- _WORK TO DO_: Repeat each record below exactly as given.

- _DATASET EXTRACT_:
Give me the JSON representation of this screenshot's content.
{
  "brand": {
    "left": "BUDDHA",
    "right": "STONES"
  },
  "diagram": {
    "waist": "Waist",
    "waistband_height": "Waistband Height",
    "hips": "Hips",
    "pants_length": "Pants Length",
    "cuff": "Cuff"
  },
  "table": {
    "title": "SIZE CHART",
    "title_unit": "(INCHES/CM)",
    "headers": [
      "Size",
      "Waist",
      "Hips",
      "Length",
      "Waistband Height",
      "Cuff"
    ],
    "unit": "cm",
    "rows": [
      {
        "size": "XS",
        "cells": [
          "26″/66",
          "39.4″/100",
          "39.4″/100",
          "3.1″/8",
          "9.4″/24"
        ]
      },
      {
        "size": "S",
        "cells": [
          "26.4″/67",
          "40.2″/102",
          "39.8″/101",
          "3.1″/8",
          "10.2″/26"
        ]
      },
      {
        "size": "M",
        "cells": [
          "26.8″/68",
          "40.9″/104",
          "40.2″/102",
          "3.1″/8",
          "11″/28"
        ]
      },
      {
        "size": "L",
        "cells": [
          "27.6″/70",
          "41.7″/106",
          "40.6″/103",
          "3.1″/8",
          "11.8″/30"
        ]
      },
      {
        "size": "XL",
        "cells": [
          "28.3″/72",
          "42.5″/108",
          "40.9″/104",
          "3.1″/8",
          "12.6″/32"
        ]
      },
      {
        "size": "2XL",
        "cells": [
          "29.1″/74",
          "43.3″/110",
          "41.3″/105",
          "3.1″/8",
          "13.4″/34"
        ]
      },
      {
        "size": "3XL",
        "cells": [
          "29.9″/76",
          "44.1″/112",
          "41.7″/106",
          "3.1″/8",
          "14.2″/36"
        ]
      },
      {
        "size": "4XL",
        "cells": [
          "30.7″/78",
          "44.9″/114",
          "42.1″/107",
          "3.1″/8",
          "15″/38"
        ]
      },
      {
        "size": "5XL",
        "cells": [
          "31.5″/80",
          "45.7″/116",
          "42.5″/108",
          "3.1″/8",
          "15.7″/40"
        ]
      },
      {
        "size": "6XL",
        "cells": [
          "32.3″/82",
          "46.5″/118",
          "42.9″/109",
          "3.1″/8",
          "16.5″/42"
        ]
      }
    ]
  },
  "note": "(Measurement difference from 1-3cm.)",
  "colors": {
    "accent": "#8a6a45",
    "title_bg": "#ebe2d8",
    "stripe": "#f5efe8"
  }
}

- _RESPONSE_:
Give me the JSON representation of this screenshot's content.
{
  "brand": {
    "left": "BUDDHA",
    "right": "STONES"
  },
  "diagram": {
    "waist": "Waist",
    "waistband_height": "Waistband Height",
    "hips": "Hips",
    "pants_length": "Pants Length",
    "cuff": "Cuff"
  },
  "table": {
    "title": "SIZE CHART",
    "title_unit": "(INCHES/CM)",
    "headers": [
      "Size",
      "Waist",
      "Hips",
      "Length",
      "Waistband Height",
      "Cuff"
    ],
    "unit": "cm",
    "rows": [
      {
        "size": "XS",
        "cells": [
          "26″/66",
          "39.4″/100",
          "39.4″/100",
          "3.1″/8",
          "9.4″/24"
        ]
      },
      {
        "size": "S",
        "cells": [
          "26.4″/67",
          "40.2″/102",
          "39.8″/101",
          "3.1″/8",
          "10.2″/26"
        ]
      },
      {
        "size": "M",
        "cells": [
          "26.8″/68",
          "40.9″/104",
          "40.2″/102",
          "3.1″/8",
          "11″/28"
        ]
      },
      {
        "size": "L",
        "cells": [
          "27.6″/70",
          "41.7″/106",
          "40.6″/103",
          "3.1″/8",
          "11.8″/30"
        ]
      },
      {
        "size": "XL",
        "cells": [
          "28.3″/72",
          "42.5″/108",
          "40.9″/104",
          "3.1″/8",
          "12.6″/32"
        ]
      },
      {
        "size": "2XL",
        "cells": [
          "29.1″/74",
          "43.3″/110",
          "41.3″/105",
          "3.1″/8",
          "13.4″/34"
        ]
      },
      {
        "size": "3XL",
        "cells": [
          "29.9″/76",
          "44.1″/112",
          "41.7″/106",
          "3.1″/8",
          "14.2″/36"
        ]
      },
      {
        "size": "4XL",
        "cells": [
          "30.7″/78",
          "44.9″/114",
          "42.1″/107",
          "3.1″/8",
          "15″/38"
        ]
      },
      {
        "size": "5XL",
        "cells": [
          "31.5″/80",
          "45.7″/116",
          "42.5″/108",
          "3.1″/8",
          "15.7″/40"
        ]
      },
      {
        "size": "6XL",
        "cells": [
          "32.3″/82",
          "46.5″/118",
          "42.9″/109",
          "3.1″/8",
          "16.5″/42"
        ]
      }
    ]
  },
  "note": "(Measurement difference from 1-3cm.)",
  "colors": {
    "accent": "#8a6a45",
    "title_bg": "#ebe2d8",
    "stripe": "#f5efe8"
  }
}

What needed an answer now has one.